→ **The request**: Scan the entries below for the word "ylabel". Copy each line that has it.

━━━━

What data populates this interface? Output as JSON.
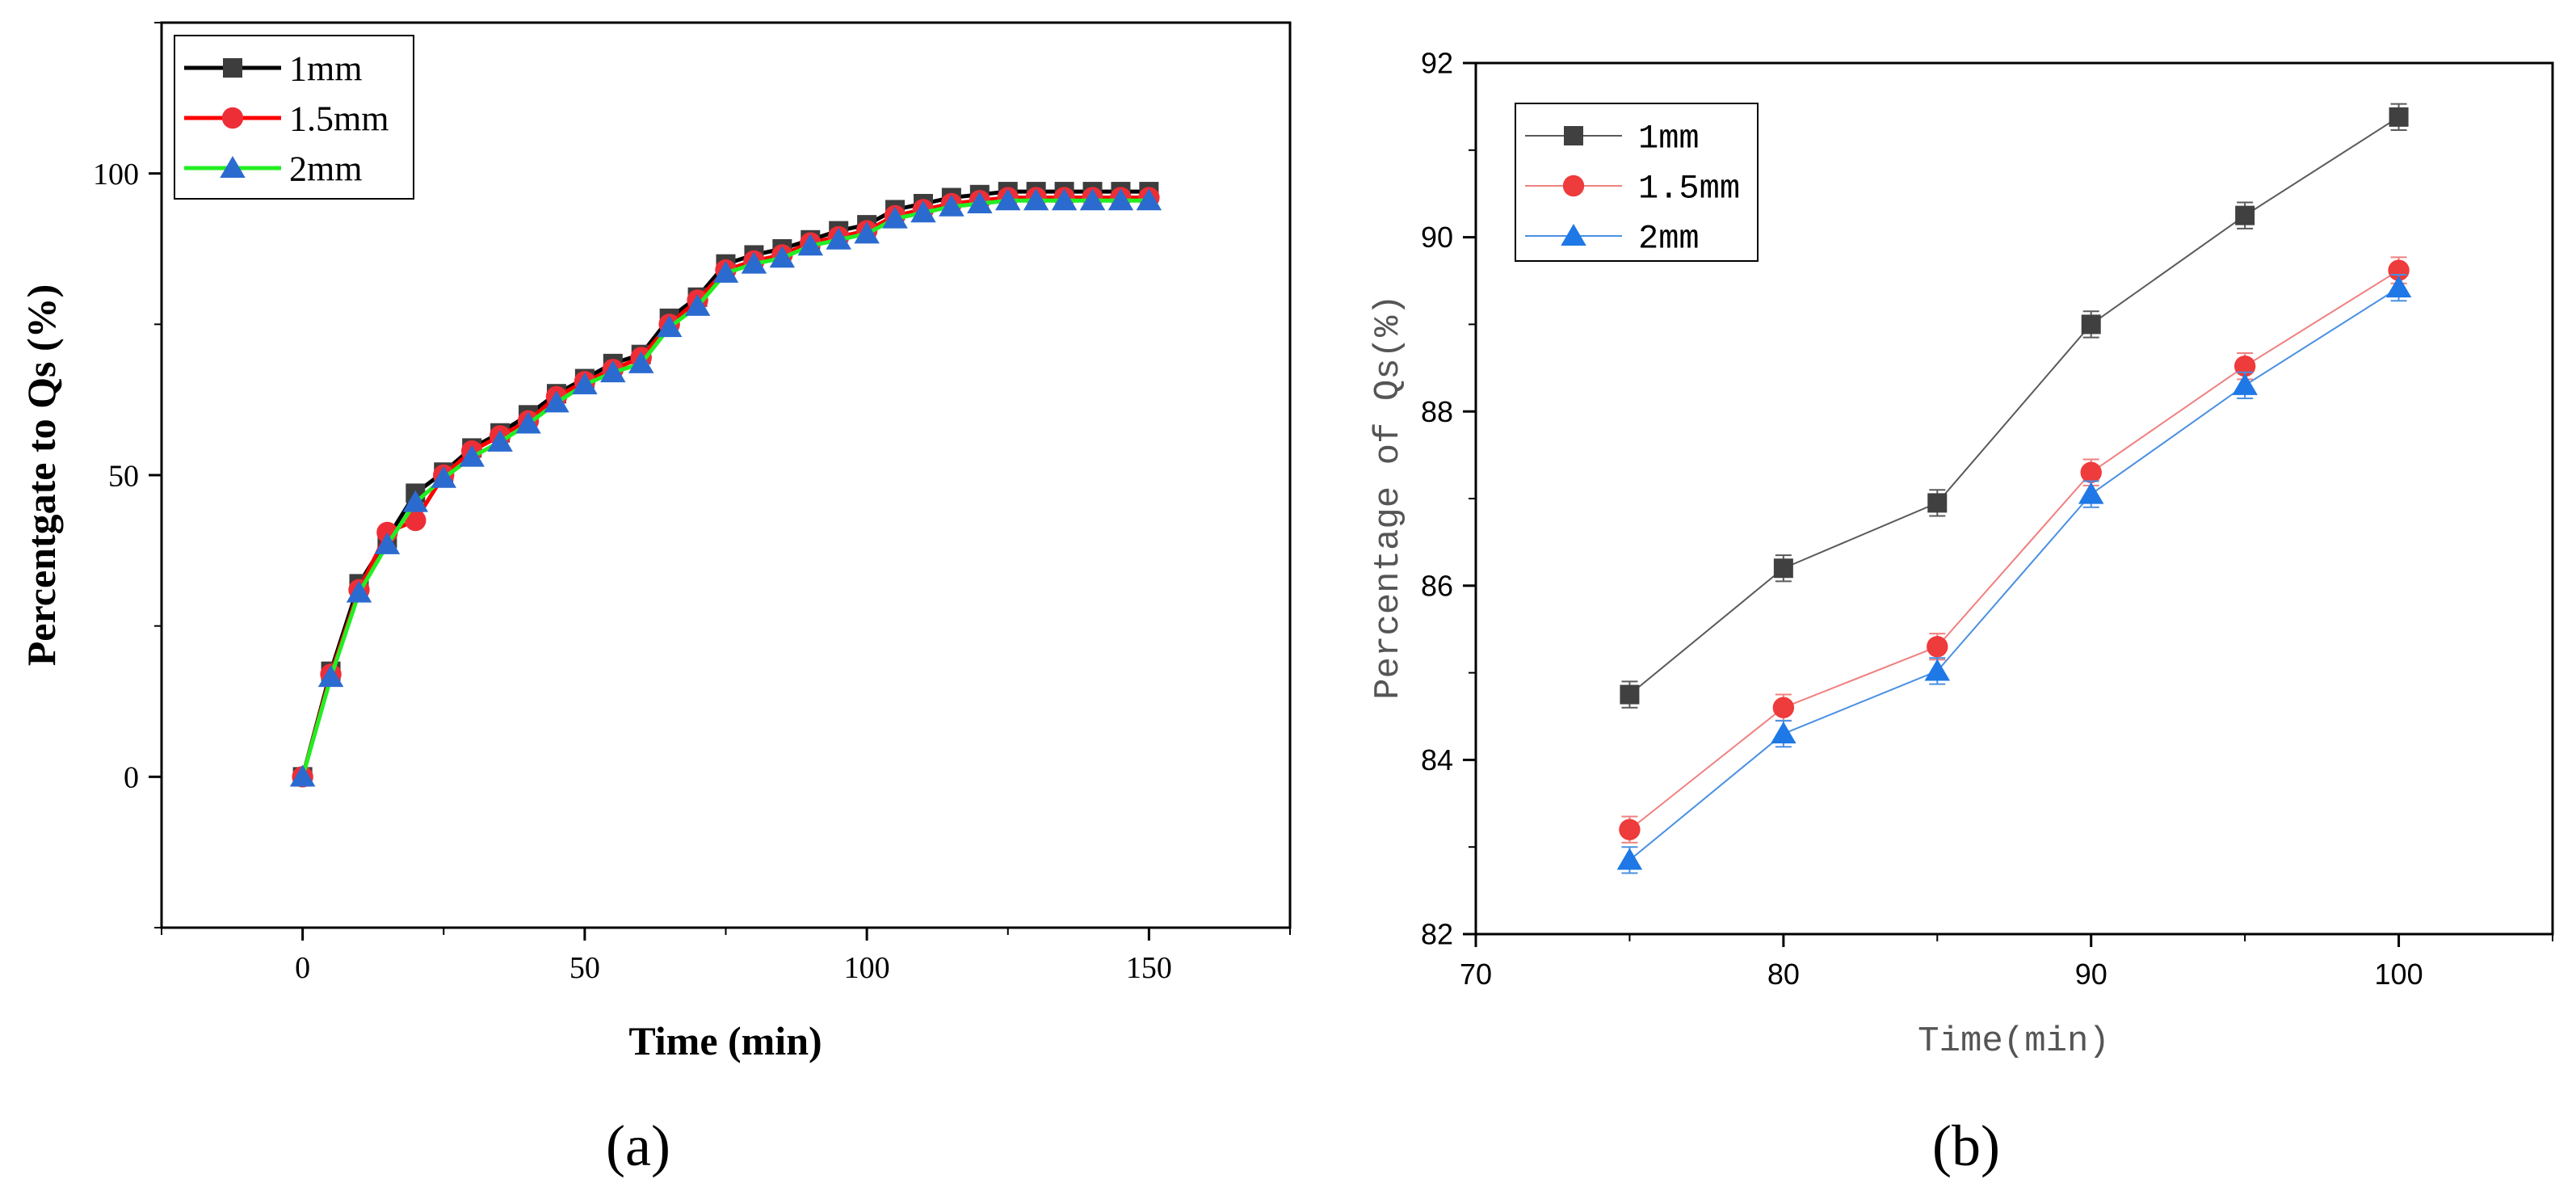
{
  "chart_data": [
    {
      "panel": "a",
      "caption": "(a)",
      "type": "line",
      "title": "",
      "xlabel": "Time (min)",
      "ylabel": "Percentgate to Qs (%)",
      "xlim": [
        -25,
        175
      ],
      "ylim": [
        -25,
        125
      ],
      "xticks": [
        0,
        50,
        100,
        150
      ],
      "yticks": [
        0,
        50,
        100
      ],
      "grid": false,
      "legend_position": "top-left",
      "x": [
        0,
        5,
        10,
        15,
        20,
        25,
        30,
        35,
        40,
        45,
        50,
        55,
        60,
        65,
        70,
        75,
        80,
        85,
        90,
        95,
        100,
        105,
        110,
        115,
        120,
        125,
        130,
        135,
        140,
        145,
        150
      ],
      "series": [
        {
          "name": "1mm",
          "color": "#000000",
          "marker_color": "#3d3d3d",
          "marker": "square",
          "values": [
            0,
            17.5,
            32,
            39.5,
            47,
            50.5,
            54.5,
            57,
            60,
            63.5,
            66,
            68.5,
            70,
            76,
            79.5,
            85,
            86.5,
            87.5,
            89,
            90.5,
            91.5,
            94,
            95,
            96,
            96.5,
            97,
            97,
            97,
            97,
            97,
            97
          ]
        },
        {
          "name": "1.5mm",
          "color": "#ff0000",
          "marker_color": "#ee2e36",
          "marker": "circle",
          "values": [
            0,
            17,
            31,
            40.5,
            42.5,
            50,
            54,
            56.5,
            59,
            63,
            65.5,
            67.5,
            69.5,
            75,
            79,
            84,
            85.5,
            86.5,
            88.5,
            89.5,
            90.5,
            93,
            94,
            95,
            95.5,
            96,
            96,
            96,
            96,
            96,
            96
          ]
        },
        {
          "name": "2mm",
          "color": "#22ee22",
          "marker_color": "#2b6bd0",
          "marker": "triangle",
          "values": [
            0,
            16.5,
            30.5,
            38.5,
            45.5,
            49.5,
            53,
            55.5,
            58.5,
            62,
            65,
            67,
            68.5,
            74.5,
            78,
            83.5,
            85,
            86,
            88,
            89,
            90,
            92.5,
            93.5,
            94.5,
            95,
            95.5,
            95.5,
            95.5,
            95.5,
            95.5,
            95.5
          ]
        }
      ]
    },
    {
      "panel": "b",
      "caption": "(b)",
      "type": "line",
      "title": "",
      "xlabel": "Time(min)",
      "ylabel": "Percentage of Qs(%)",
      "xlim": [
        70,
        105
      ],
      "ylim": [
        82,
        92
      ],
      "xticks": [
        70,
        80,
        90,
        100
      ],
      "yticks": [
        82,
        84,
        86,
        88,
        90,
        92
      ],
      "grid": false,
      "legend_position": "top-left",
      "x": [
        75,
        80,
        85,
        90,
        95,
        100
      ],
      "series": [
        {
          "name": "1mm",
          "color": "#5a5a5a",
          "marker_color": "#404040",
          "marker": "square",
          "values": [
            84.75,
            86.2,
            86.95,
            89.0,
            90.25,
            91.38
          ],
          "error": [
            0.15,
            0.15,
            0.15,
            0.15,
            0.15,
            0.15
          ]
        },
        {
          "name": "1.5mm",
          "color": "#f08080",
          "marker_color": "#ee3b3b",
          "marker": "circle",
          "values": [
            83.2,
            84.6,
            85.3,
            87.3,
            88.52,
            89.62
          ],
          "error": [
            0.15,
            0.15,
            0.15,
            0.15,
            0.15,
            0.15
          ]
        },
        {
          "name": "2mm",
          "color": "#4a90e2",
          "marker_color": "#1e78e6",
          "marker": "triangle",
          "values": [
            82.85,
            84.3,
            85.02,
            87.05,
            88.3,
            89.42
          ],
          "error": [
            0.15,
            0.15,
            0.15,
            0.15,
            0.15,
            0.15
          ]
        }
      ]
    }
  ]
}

━━━━

→ **Correct output**:
      "ylabel": "Percentgate to Qs (%)",
      "ylabel": "Percentage of Qs(%)",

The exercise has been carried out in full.